__The exercise__
Gather all lines in the records below that include the word "Anfragen".

__Exercise input__
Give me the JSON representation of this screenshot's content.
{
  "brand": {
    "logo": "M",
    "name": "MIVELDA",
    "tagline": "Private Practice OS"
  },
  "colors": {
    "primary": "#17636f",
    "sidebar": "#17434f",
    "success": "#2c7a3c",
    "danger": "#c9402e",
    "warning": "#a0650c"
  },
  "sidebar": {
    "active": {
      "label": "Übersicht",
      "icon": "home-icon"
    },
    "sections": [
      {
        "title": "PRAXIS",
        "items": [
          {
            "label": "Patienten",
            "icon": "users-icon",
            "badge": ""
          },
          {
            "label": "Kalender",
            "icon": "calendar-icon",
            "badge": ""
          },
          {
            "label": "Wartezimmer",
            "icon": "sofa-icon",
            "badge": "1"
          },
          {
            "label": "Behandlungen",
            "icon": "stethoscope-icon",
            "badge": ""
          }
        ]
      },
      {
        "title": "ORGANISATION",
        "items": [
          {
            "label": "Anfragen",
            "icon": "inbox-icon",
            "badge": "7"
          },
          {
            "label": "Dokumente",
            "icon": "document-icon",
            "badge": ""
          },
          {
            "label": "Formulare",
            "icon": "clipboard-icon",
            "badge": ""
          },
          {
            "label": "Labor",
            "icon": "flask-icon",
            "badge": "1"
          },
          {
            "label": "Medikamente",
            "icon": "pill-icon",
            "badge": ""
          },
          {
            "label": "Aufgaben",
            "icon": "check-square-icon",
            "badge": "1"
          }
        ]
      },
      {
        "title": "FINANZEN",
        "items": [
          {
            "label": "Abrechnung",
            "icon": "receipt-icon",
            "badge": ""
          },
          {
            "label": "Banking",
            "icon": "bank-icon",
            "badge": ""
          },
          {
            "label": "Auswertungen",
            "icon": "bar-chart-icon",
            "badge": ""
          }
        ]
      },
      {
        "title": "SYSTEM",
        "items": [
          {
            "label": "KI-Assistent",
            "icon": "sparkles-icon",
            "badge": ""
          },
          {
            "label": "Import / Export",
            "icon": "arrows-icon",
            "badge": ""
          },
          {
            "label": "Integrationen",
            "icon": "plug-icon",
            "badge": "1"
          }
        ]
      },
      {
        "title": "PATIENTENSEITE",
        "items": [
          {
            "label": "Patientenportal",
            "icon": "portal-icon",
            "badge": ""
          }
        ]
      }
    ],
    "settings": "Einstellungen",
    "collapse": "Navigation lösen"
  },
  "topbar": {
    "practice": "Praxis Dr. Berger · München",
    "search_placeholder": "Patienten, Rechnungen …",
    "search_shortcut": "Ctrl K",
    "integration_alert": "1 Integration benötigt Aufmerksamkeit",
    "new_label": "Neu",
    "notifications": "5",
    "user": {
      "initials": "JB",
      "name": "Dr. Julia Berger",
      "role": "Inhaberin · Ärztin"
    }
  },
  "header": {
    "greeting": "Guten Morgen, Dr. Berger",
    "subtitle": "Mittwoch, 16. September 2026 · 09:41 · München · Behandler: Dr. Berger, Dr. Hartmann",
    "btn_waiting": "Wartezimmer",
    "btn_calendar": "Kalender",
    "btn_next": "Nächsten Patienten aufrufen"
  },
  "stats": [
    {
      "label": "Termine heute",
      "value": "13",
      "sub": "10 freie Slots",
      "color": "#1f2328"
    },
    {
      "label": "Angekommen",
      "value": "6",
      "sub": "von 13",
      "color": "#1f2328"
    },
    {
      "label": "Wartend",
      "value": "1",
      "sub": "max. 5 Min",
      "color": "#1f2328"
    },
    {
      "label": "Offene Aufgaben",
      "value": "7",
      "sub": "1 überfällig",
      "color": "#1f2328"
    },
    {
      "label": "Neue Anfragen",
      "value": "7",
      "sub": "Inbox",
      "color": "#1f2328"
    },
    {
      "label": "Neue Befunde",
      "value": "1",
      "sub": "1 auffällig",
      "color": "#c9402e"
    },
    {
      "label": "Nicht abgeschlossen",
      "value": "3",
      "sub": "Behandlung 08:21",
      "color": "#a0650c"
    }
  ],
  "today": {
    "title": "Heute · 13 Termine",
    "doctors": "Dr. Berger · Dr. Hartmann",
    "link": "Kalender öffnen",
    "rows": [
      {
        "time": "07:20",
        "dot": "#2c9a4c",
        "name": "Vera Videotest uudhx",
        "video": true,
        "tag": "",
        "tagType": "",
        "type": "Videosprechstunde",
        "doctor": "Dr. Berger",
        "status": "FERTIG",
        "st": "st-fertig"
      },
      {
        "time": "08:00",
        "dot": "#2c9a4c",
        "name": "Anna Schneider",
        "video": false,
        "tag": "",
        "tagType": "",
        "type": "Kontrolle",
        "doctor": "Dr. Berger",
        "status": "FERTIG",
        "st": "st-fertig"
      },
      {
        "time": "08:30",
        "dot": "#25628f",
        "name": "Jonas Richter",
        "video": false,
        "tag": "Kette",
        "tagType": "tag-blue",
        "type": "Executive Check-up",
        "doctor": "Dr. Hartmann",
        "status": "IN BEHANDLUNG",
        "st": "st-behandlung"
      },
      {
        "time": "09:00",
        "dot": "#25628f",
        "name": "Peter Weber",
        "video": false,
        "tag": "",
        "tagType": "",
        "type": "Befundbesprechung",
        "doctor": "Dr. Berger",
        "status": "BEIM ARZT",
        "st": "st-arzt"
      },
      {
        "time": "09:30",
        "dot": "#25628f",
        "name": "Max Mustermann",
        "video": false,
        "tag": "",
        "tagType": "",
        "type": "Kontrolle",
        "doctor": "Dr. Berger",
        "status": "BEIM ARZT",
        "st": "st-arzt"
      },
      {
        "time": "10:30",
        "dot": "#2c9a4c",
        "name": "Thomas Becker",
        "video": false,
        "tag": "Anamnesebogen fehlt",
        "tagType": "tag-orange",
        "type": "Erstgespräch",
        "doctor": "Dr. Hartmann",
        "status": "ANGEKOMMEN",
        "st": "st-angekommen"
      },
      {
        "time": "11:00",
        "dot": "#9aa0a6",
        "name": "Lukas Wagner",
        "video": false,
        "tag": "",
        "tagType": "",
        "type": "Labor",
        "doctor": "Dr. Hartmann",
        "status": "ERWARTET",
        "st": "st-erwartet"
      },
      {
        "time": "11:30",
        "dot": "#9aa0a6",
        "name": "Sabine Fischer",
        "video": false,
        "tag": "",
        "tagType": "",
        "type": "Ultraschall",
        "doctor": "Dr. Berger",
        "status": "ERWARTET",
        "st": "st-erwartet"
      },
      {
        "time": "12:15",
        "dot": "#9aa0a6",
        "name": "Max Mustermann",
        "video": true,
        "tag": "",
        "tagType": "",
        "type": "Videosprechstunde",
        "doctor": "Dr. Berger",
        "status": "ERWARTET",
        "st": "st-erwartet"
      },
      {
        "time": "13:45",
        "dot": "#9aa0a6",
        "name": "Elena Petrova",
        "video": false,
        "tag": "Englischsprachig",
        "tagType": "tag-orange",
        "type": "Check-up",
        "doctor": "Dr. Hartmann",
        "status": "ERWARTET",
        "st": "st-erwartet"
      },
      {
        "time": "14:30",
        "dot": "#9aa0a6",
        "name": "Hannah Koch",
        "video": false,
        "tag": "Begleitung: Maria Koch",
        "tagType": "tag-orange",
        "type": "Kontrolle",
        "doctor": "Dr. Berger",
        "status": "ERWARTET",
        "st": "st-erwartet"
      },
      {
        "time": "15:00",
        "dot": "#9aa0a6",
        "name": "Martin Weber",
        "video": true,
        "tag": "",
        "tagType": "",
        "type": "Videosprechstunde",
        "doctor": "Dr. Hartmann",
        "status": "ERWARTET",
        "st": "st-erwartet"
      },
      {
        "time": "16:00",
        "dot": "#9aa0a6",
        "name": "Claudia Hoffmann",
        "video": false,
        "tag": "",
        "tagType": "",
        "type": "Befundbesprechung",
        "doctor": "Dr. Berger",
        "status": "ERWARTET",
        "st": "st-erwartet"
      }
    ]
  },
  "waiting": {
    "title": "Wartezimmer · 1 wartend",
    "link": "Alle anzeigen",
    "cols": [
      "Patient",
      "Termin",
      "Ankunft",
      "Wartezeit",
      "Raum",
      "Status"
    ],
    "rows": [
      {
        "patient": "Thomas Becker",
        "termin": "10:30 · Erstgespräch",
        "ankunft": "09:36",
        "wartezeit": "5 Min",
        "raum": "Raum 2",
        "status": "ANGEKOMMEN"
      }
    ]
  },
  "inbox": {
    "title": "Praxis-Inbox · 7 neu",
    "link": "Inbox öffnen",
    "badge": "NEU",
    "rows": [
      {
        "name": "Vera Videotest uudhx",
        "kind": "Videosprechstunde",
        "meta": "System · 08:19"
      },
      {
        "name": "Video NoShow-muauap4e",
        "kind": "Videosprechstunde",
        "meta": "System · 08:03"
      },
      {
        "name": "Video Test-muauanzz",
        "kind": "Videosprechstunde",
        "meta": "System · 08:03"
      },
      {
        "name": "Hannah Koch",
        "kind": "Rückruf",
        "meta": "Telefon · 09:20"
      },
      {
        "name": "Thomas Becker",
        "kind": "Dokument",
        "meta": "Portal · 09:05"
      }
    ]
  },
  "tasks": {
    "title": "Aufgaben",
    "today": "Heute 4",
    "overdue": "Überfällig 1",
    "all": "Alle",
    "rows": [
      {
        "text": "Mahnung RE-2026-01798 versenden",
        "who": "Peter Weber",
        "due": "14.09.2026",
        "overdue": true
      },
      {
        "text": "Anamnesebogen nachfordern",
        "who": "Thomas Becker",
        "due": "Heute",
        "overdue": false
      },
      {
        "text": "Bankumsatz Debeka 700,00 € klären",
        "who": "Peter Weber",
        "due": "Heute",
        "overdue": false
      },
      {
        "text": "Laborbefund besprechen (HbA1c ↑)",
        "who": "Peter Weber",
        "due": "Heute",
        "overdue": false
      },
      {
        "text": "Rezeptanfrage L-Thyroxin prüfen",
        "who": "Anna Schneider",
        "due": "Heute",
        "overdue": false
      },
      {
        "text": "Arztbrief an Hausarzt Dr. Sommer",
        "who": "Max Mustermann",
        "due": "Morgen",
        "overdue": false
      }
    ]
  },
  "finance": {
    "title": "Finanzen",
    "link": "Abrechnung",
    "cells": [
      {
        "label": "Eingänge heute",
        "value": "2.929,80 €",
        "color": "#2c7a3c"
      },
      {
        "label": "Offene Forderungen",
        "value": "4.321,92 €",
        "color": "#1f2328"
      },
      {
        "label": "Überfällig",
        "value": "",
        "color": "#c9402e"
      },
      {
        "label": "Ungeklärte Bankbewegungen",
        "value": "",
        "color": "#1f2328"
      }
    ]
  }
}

__Output below__
            "label": "Anfragen",
      "label": "Neue Anfragen",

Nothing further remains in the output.